**REQUIREMENT**
Leaving out the pictures, please retype each record exactly.

**SUPPLIED DATA**
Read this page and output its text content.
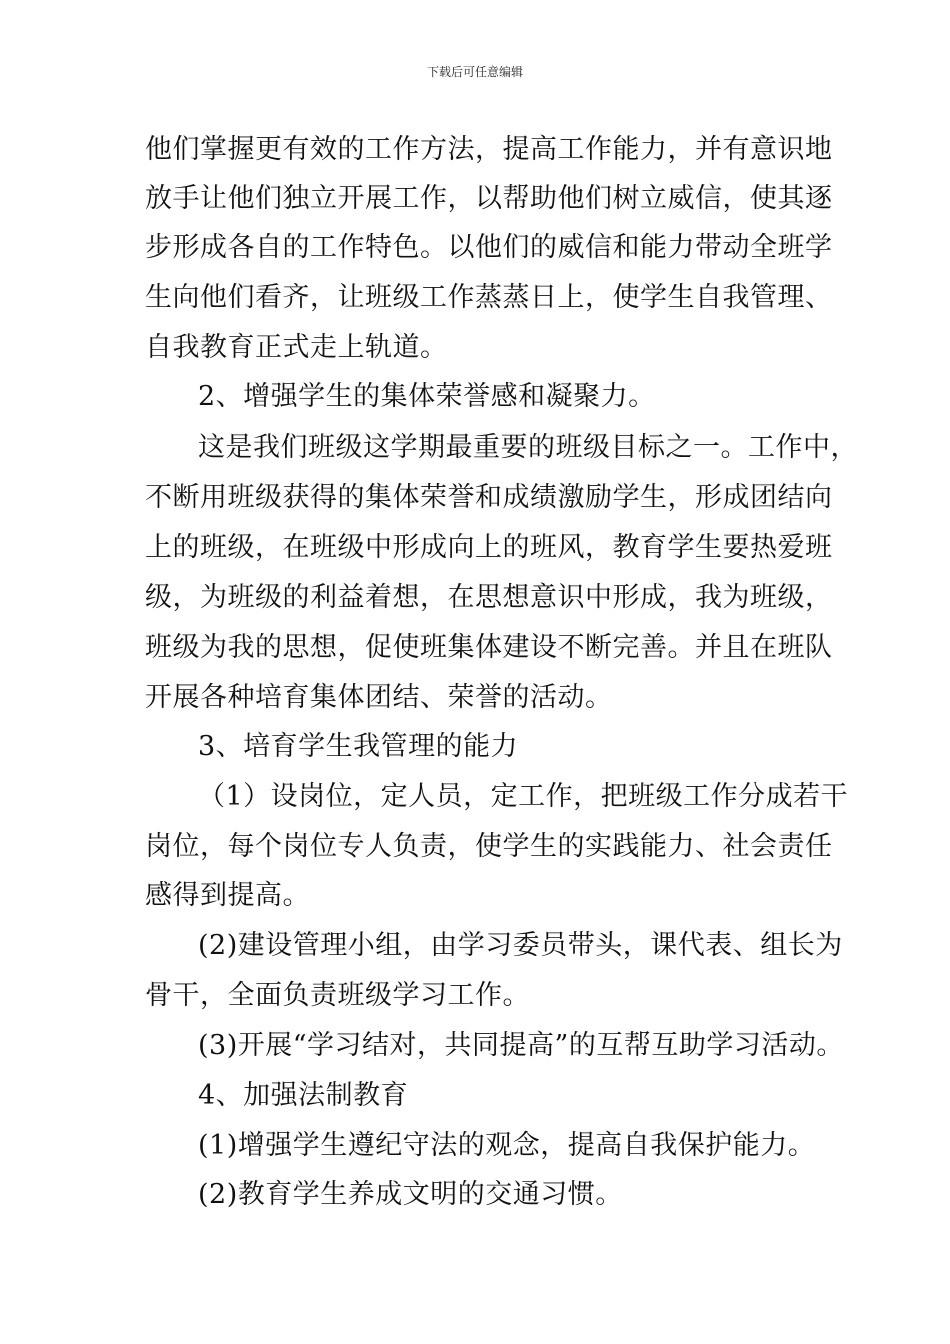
下载后可任意编辑
他们掌握更有效的工作方法，提高工作能力，并有意识地
放手让他们独立开展工作，以帮助他们树立威信，使其逐
步形成各自的工作特色。以他们的威信和能力带动全班学
生向他们看齐，让班级工作蒸蒸日上，使学生自我管理、
自我教育正式走上轨道。
2、增强学生的集体荣誉感和凝聚力。
这是我们班级这学期最重要的班级目标之一。工作中，
不断用班级获得的集体荣誉和成绩激励学生，形成团结向
上的班级，在班级中形成向上的班风，教育学生要热爱班
级，为班级的利益着想，在思想意识中形成，我为班级，
班级为我的思想，促使班集体建设不断完善。并且在班队
开展各种培育集体团结、荣誉的活动。
3、培育学生我管理的能力
（1）设岗位，定人员，定工作，把班级工作分成若干
岗位，每个岗位专人负责，使学生的实践能力、社会责任
感得到提高。
(2)建设管理小组，由学习委员带头，课代表、组长为
骨干，全面负责班级学习工作。
(3)开展“学习结对，共同提高”的互帮互助学习活动。
4、加强法制教育
(1)增强学生遵纪守法的观念，提高自我保护能力。
(2)教育学生养成文明的交通习惯。
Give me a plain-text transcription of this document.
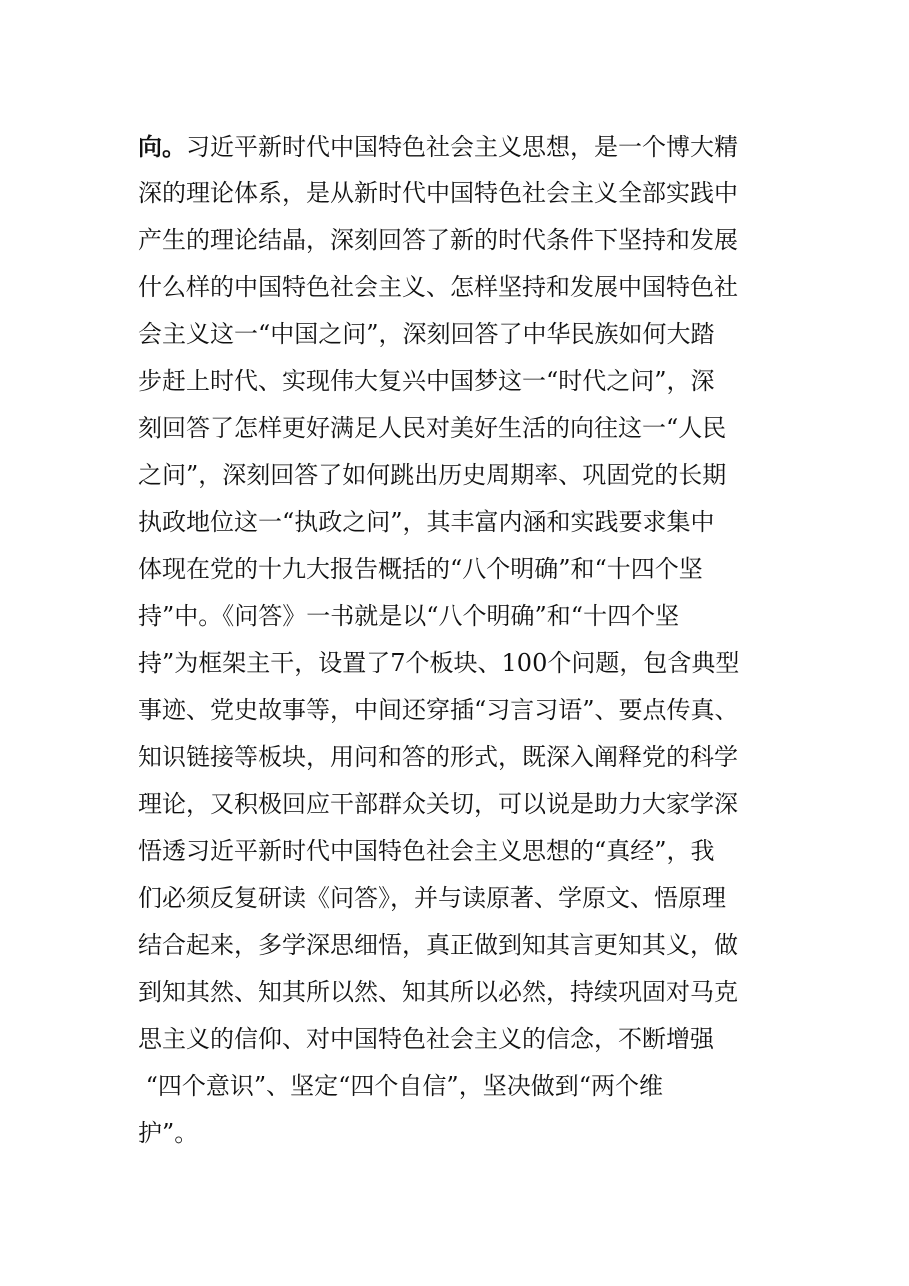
向。习近平新时代中国特色社会主义思想，是一个博大精
深的理论体系，是从新时代中国特色社会主义全部实践中
产生的理论结晶，深刻回答了新的时代条件下坚持和发展
什么样的中国特色社会主义、怎样坚持和发展中国特色社
会主义这一“中国之问”，深刻回答了中华民族如何大踏
步赶上时代、实现伟大复兴中国梦这一“时代之问”，深
刻回答了怎样更好满足人民对美好生活的向往这一“人民
之问”，深刻回答了如何跳出历史周期率、巩固党的长期
执政地位这一“执政之问”，其丰富内涵和实践要求集中
体现在党的十九大报告概括的“八个明确”和“十四个坚
持”中。《问答》一书就是以“八个明确”和“十四个坚
持”为框架主干，设置了7个板块、100个问题，包含典型
事迹、党史故事等，中间还穿插“习言习语”、要点传真、
知识链接等板块，用问和答的形式，既深入阐释党的科学
理论，又积极回应干部群众关切，可以说是助力大家学深
悟透习近平新时代中国特色社会主义思想的“真经”，我
们必须反复研读《问答》，并与读原著、学原文、悟原理
结合起来，多学深思细悟，真正做到知其言更知其义，做
到知其然、知其所以然、知其所以必然，持续巩固对马克
思主义的信仰、对中国特色社会主义的信念，不断增强
“四个意识”、坚定“四个自信”，坚决做到“两个维
护”。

**SOLUTION TO THIS TASK**
Read this page and output its text content.
下载后可任意编辑
他们掌握更有效的工作方法，提高工作能力，并有意识地
放手让他们独立开展工作，以帮助他们树立威信，使其逐
步形成各自的工作特色。以他们的威信和能力带动全班学
生向他们看齐，让班级工作蒸蒸日上，使学生自我管理、
自我教育正式走上轨道。
2、增强学生的集体荣誉感和凝聚力。
这是我们班级这学期最重要的班级目标之一。工作中，
不断用班级获得的集体荣誉和成绩激励学生，形成团结向
上的班级，在班级中形成向上的班风，教育学生要热爱班
级，为班级的利益着想，在思想意识中形成，我为班级，
班级为我的思想，促使班集体建设不断完善。并且在班队
开展各种培育集体团结、荣誉的活动。
3、培育学生我管理的能力
（1）设岗位，定人员，定工作，把班级工作分成若干
岗位，每个岗位专人负责，使学生的实践能力、社会责任
感得到提高。
(2)建设管理小组，由学习委员带头，课代表、组长为
骨干，全面负责班级学习工作。
(3)开展“学习结对，共同提高”的互帮互助学习活动。
4、加强法制教育
(1)增强学生遵纪守法的观念，提高自我保护能力。
(2)教育学生养成文明的交通习惯。
Give me a plain-text transcription of this document.
向。习近平新时代中国特色社会主义思想，是一个博大精
深的理论体系，是从新时代中国特色社会主义全部实践中
产生的理论结晶，深刻回答了新的时代条件下坚持和发展
什么样的中国特色社会主义、怎样坚持和发展中国特色社
会主义这一“中国之问”，深刻回答了中华民族如何大踏
步赶上时代、实现伟大复兴中国梦这一“时代之问”，深
刻回答了怎样更好满足人民对美好生活的向往这一“人民
之问”，深刻回答了如何跳出历史周期率、巩固党的长期
执政地位这一“执政之问”，其丰富内涵和实践要求集中
体现在党的十九大报告概括的“八个明确”和“十四个坚
持”中。《问答》一书就是以“八个明确”和“十四个坚
持”为框架主干，设置了7个板块、100个问题，包含典型
事迹、党史故事等，中间还穿插“习言习语”、要点传真、
知识链接等板块，用问和答的形式，既深入阐释党的科学
理论，又积极回应干部群众关切，可以说是助力大家学深
悟透习近平新时代中国特色社会主义思想的“真经”，我
们必须反复研读《问答》，并与读原著、学原文、悟原理
结合起来，多学深思细悟，真正做到知其言更知其义，做
到知其然、知其所以然、知其所以必然，持续巩固对马克
思主义的信仰、对中国特色社会主义的信念，不断增强
“四个意识”、坚定“四个自信”，坚决做到“两个维
护”。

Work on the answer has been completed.